> [DOCUMENT]
-------------------------

It's been over 20 years now that Sunday Night Football has been broadcast, first on ESPN then NBC. Over two decades would hardly constitute a new phenomenon. And as it got later in the Season, I can always recall some Thursday/Saturday games being added, after College Football regular Season ended. Honestly, if SNF and MNF were dropped and all games were at 2PM and 5:15 EST, I'd be fine with that. I don't think of the NFL as a "night" sport myself.

I subbed to ST last year, but I didn't do it because I'm an out-of-market fan, I just wanted to follow the whole league via RZC-HD. So, yeah LV, it's mid-way through the Season so it's too late for 2009, but if you don't feel it's of maximum benefit to you, call to cancel in 2010 and consider and weight any offer for you to stay on.


----------



## 1980ws (Mar 18, 2008)

Eagles fan here. And because my team stays competitive from year to year, they are on frequently. So I get ST for those games that aren't on, but the big thing to me is I can watch whatever game I want. That means big match ups late in the year I can see instead of the Jags or Bucs. I have the money for it, so to me it is essential. I love my football Sundays. It is an all day event at my house.


----------



## braven (Apr 9, 2007)

It's worth every penny to my wife and me. It is the single reason I would NEVER switch to another provider.

I see the people flocking to the sports bars just to "see" their favorite team play on Sunday. Not being able to hear the game is a deal breaker for me. Who knows how much they're spending while they're there?


----------



## kevinwmsn (Aug 19, 2006)

Around this time year, NFL Network starts having the thursday night game. Which opens the door for more fans to see their favorite team espicially if they are playing well. Usually after week 8, we know who the good teams are and what matchups should be good. I am usually watching the local broadcasts(Saints,Pats,Ind). If that game isn't part of the five games that we see that aren't part of sunday ticket and it is a good game there's NFL Replay on NFL Network to catch that game a few days later. I wouldn't have renewed Sunday Ticket for Full price, I got a deal like a lot of folks and that is the only reason I kept it. Next year I'm not sure even getting a deal will make me keep it espicially with the economy going the way it is.

-------------------------

> [DATASET ROWS]
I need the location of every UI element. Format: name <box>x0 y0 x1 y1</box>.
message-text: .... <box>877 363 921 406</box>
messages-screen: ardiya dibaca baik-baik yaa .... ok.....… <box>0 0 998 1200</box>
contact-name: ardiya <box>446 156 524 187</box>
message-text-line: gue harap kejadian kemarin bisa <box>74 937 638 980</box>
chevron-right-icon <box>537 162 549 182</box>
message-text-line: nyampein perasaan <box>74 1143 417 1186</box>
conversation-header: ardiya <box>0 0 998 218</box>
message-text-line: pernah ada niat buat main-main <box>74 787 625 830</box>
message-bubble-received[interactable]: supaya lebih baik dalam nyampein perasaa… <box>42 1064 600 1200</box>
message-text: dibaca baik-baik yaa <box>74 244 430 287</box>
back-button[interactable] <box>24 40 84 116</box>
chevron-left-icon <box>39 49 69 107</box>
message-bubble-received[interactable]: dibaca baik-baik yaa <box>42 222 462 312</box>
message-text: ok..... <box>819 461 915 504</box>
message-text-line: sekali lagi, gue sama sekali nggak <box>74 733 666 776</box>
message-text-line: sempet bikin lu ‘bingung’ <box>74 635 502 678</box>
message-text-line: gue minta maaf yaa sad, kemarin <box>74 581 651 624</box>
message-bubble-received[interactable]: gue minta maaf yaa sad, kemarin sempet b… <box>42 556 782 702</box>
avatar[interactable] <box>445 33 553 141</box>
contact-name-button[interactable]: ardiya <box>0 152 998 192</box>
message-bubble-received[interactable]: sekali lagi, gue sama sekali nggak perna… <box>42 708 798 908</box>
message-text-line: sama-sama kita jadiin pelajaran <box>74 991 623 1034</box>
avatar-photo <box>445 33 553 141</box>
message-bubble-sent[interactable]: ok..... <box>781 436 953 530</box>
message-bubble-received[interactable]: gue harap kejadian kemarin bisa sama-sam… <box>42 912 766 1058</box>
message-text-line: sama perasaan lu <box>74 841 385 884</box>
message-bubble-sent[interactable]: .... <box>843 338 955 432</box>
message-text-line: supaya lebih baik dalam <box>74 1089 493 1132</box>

-------------------------

> [WRITTEN REQUEST]
Reproduce the part of the Sunday Ticket thread above starting with "## 1980ws (Mar" and going on through "at my house.".

> [RESULT]
## 1980ws (Mar 18, 2008)

Eagles fan here. And because my team stays competitive from year to year, they are on frequently. So I get ST for those games that aren't on, but the big thing to me is I can watch whatever game I want. That means big match ups late in the year I can see instead of the Jags or Bucs. I have the money for it, so to me it is essential. I love my football Sundays. It is an all day event at my house.